What you should do
Repeat each record below exactly as given.

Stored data
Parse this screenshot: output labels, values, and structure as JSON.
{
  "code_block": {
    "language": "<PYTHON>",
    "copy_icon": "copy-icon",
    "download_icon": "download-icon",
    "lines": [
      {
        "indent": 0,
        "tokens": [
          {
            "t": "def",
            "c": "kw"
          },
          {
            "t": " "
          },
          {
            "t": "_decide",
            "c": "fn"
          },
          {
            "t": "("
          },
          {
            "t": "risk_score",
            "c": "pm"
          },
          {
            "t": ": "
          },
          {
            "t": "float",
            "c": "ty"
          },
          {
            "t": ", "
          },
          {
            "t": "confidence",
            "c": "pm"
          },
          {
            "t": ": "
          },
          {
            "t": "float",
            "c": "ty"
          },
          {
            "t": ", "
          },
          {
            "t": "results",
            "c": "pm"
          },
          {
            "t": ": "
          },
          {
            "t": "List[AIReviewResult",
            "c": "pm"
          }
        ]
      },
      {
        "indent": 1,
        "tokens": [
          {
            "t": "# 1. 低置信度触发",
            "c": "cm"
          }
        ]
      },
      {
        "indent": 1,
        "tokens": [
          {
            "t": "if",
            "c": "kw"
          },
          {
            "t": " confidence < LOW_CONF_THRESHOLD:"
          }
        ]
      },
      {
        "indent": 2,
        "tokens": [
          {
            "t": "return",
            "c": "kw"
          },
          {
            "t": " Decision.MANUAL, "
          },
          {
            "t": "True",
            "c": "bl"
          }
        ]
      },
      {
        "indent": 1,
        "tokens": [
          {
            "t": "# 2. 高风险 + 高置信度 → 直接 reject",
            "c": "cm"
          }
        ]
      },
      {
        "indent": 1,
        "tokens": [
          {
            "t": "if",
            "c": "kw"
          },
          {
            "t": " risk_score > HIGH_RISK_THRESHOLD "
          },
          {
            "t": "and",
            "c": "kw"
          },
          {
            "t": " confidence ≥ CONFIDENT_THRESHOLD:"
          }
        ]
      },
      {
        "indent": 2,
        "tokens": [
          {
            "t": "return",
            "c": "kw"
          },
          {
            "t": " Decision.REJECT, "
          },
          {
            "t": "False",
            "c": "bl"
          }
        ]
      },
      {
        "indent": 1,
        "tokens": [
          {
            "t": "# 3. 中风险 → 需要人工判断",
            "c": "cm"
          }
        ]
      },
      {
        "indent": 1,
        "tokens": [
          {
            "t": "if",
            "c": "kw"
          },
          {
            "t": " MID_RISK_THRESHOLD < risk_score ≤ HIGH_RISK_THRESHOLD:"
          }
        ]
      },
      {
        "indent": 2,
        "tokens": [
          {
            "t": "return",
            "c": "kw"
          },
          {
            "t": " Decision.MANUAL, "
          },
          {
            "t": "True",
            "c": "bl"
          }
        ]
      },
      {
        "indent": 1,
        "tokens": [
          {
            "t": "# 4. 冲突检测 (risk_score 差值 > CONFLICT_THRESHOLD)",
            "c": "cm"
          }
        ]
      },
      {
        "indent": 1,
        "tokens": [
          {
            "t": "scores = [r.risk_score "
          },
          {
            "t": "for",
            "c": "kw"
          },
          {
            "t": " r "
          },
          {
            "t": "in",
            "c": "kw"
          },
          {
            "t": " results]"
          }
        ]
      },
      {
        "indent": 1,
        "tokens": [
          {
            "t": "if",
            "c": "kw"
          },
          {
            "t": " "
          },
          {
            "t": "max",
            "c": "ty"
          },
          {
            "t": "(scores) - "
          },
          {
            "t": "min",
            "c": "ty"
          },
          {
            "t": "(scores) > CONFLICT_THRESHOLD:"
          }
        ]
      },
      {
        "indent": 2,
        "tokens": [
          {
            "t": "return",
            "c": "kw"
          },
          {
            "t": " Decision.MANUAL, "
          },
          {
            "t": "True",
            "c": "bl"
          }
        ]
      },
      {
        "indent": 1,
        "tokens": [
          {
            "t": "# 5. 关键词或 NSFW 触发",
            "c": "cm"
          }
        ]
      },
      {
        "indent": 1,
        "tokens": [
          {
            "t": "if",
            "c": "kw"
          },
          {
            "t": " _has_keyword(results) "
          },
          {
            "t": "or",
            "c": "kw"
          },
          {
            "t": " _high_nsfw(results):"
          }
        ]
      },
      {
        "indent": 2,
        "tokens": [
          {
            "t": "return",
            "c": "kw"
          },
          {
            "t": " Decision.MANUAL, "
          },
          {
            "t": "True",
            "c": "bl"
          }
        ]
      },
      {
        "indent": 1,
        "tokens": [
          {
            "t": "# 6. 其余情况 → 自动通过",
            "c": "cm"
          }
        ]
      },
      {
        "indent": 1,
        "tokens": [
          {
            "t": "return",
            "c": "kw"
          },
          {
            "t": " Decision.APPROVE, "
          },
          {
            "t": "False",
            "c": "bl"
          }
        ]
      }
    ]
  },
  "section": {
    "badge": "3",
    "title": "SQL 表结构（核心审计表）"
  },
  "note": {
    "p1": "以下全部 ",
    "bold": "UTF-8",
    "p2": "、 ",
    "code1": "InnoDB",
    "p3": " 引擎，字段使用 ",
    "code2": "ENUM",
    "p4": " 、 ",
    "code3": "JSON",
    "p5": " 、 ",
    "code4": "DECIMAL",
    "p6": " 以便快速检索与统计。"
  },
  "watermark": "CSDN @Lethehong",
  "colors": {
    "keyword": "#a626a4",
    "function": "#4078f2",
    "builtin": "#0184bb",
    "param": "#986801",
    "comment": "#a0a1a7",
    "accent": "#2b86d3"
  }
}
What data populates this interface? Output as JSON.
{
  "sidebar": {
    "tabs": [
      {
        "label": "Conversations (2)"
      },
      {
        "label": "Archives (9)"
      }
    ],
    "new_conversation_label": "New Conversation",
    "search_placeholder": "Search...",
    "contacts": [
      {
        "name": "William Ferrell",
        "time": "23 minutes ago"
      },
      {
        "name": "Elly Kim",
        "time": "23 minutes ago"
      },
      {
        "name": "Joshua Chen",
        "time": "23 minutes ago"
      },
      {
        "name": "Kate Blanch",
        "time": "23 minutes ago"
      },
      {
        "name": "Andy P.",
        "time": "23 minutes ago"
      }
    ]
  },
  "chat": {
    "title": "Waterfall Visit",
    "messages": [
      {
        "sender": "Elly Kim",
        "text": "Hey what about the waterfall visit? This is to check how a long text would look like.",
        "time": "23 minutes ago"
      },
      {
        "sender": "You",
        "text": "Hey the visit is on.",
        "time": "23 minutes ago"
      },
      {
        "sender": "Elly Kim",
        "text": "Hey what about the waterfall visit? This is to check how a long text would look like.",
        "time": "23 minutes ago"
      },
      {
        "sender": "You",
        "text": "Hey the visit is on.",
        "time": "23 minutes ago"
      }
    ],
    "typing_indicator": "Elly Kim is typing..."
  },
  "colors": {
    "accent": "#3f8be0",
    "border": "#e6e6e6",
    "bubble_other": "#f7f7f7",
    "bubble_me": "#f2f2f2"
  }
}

Task result
Parse this screenshot: output labels, values, and structure as JSON.
{
  "code_block": {
    "language": "<PYTHON>",
    "copy_icon": "copy-icon",
    "download_icon": "download-icon",
    "lines": [
      {
        "indent": 0,
        "tokens": [
          {
            "t": "def",
            "c": "kw"
          },
          {
            "t": " "
          },
          {
            "t": "_decide",
            "c": "fn"
          },
          {
            "t": "("
          },
          {
            "t": "risk_score",
            "c": "pm"
          },
          {
            "t": ": "
          },
          {
            "t": "float",
            "c": "ty"
          },
          {
            "t": ", "
          },
          {
            "t": "confidence",
            "c": "pm"
          },
          {
            "t": ": "
          },
          {
            "t": "float",
            "c": "ty"
          },
          {
            "t": ", "
          },
          {
            "t": "results",
            "c": "pm"
          },
          {
            "t": ": "
          },
          {
            "t": "List[AIReviewResult",
            "c": "pm"
          }
        ]
      },
      {
        "indent": 1,
        "tokens": [
          {
            "t": "# 1. 低置信度触发",
            "c": "cm"
          }
        ]
      },
      {
        "indent": 1,
        "tokens": [
          {
            "t": "if",
            "c": "kw"
          },
          {
            "t": " confidence < LOW_CONF_THRESHOLD:"
          }
        ]
      },
      {
        "indent": 2,
        "tokens": [
          {
            "t": "return",
            "c": "kw"
          },
          {
            "t": " Decision.MANUAL, "
          },
          {
            "t": "True",
            "c": "bl"
          }
        ]
      },
      {
        "indent": 1,
        "tokens": [
          {
            "t": "# 2. 高风险 + 高置信度 → 直接 reject",
            "c": "cm"
          }
        ]
      },
      {
        "indent": 1,
        "tokens": [
          {
            "t": "if",
            "c": "kw"
          },
          {
            "t": " risk_score > HIGH_RISK_THRESHOLD "
          },
          {
            "t": "and",
            "c": "kw"
          },
          {
            "t": " confidence ≥ CONFIDENT_THRESHOLD:"
          }
        ]
      },
      {
        "indent": 2,
        "tokens": [
          {
            "t": "return",
            "c": "kw"
          },
          {
            "t": " Decision.REJECT, "
          },
          {
            "t": "False",
            "c": "bl"
          }
        ]
      },
      {
        "indent": 1,
        "tokens": [
          {
            "t": "# 3. 中风险 → 需要人工判断",
            "c": "cm"
          }
        ]
      },
      {
        "indent": 1,
        "tokens": [
          {
            "t": "if",
            "c": "kw"
          },
          {
            "t": " MID_RISK_THRESHOLD < risk_score ≤ HIGH_RISK_THRESHOLD:"
          }
        ]
      },
      {
        "indent": 2,
        "tokens": [
          {
            "t": "return",
            "c": "kw"
          },
          {
            "t": " Decision.MANUAL, "
          },
          {
            "t": "True",
            "c": "bl"
          }
        ]
      },
      {
        "indent": 1,
        "tokens": [
          {
            "t": "# 4. 冲突检测 (risk_score 差值 > CONFLICT_THRESHOLD)",
            "c": "cm"
          }
        ]
      },
      {
        "indent": 1,
        "tokens": [
          {
            "t": "scores = [r.risk_score "
          },
          {
            "t": "for",
            "c": "kw"
          },
          {
            "t": " r "
          },
          {
            "t": "in",
            "c": "kw"
          },
          {
            "t": " results]"
          }
        ]
      },
      {
        "indent": 1,
        "tokens": [
          {
            "t": "if",
            "c": "kw"
          },
          {
            "t": " "
          },
          {
            "t": "max",
            "c": "ty"
          },
          {
            "t": "(scores) - "
          },
          {
            "t": "min",
            "c": "ty"
          },
          {
            "t": "(scores) > CONFLICT_THRESHOLD:"
          }
        ]
      },
      {
        "indent": 2,
        "tokens": [
          {
            "t": "return",
            "c": "kw"
          },
          {
            "t": " Decision.MANUAL, "
          },
          {
            "t": "True",
            "c": "bl"
          }
        ]
      },
      {
        "indent": 1,
        "tokens": [
          {
            "t": "# 5. 关键词或 NSFW 触发",
            "c": "cm"
          }
        ]
      },
      {
        "indent": 1,
        "tokens": [
          {
            "t": "if",
            "c": "kw"
          },
          {
            "t": " _has_keyword(results) "
          },
          {
            "t": "or",
            "c": "kw"
          },
          {
            "t": " _high_nsfw(results):"
          }
        ]
      },
      {
        "indent": 2,
        "tokens": [
          {
            "t": "return",
            "c": "kw"
          },
          {
            "t": " Decision.MANUAL, "
          },
          {
            "t": "True",
            "c": "bl"
          }
        ]
      },
      {
        "indent": 1,
        "tokens": [
          {
            "t": "# 6. 其余情况 → 自动通过",
            "c": "cm"
          }
        ]
      },
      {
        "indent": 1,
        "tokens": [
          {
            "t": "return",
            "c": "kw"
          },
          {
            "t": " Decision.APPROVE, "
          },
          {
            "t": "False",
            "c": "bl"
          }
        ]
      }
    ]
  },
  "section": {
    "badge": "3",
    "title": "SQL 表结构（核心审计表）"
  },
  "note": {
    "p1": "以下全部 ",
    "bold": "UTF-8",
    "p2": "、 ",
    "code1": "InnoDB",
    "p3": " 引擎，字段使用 ",
    "code2": "ENUM",
    "p4": " 、 ",
    "code3": "JSON",
    "p5": " 、 ",
    "code4": "DECIMAL",
    "p6": " 以便快速检索与统计。"
  },
  "watermark": "CSDN @Lethehong",
  "colors": {
    "keyword": "#a626a4",
    "function": "#4078f2",
    "builtin": "#0184bb",
    "param": "#986801",
    "comment": "#a0a1a7",
    "accent": "#2b86d3"
  }
}
What data populates this interface? Output as JSON.
{
  "sidebar": {
    "tabs": [
      {
        "label": "Conversations (2)"
      },
      {
        "label": "Archives (9)"
      }
    ],
    "new_conversation_label": "New Conversation",
    "search_placeholder": "Search...",
    "contacts": [
      {
        "name": "William Ferrell",
        "time": "23 minutes ago"
      },
      {
        "name": "Elly Kim",
        "time": "23 minutes ago"
      },
      {
        "name": "Joshua Chen",
        "time": "23 minutes ago"
      },
      {
        "name": "Kate Blanch",
        "time": "23 minutes ago"
      },
      {
        "name": "Andy P.",
        "time": "23 minutes ago"
      }
    ]
  },
  "chat": {
    "title": "Waterfall Visit",
    "messages": [
      {
        "sender": "Elly Kim",
        "text": "Hey what about the waterfall visit? This is to check how a long text would look like.",
        "time": "23 minutes ago"
      },
      {
        "sender": "You",
        "text": "Hey the visit is on.",
        "time": "23 minutes ago"
      },
      {
        "sender": "Elly Kim",
        "text": "Hey what about the waterfall visit? This is to check how a long text would look like.",
        "time": "23 minutes ago"
      },
      {
        "sender": "You",
        "text": "Hey the visit is on.",
        "time": "23 minutes ago"
      }
    ],
    "typing_indicator": "Elly Kim is typing..."
  },
  "colors": {
    "accent": "#3f8be0",
    "border": "#e6e6e6",
    "bubble_other": "#f7f7f7",
    "bubble_me": "#f2f2f2"
  }
}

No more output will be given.